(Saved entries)
——————————
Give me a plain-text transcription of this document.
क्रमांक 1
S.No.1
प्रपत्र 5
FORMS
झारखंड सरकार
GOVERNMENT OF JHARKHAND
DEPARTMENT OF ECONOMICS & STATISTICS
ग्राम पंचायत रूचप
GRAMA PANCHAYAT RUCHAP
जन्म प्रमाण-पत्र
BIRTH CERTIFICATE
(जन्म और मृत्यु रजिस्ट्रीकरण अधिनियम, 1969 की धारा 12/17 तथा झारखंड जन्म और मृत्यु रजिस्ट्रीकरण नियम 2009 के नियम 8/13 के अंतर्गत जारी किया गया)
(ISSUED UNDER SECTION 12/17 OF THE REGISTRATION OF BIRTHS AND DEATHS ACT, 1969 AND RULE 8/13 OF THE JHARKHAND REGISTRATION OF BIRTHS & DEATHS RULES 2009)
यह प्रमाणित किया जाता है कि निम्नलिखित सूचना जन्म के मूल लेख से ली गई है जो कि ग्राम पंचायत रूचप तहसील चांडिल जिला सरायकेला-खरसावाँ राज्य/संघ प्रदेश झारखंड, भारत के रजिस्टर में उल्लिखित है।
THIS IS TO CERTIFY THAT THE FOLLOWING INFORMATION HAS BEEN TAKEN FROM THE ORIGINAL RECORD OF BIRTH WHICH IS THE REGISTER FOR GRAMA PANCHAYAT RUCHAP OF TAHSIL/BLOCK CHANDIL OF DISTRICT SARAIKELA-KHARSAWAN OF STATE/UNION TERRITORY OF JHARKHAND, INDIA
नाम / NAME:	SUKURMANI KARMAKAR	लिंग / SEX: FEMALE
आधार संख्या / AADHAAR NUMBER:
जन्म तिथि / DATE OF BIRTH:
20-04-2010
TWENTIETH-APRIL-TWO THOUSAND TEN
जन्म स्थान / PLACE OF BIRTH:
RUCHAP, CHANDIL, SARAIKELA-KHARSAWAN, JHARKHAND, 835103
——————————
* _TASK REQUIREMENTS_
Extract every line that has the string "GRAMA" in it.

* _RESULT_
GRAMA PANCHAYAT RUCHAP
THIS IS TO CERTIFY THAT THE FOLLOWING INFORMATION HAS BEEN TAKEN FROM THE ORIGINAL RECORD OF BIRTH WHICH IS THE REGISTER FOR GRAMA PANCHAYAT RUCHAP OF TAHSIL/BLOCK CHANDIL OF DISTRICT SARAIKELA-KHARSAWAN OF STATE/UNION TERRITORY OF JHARKHAND, INDIA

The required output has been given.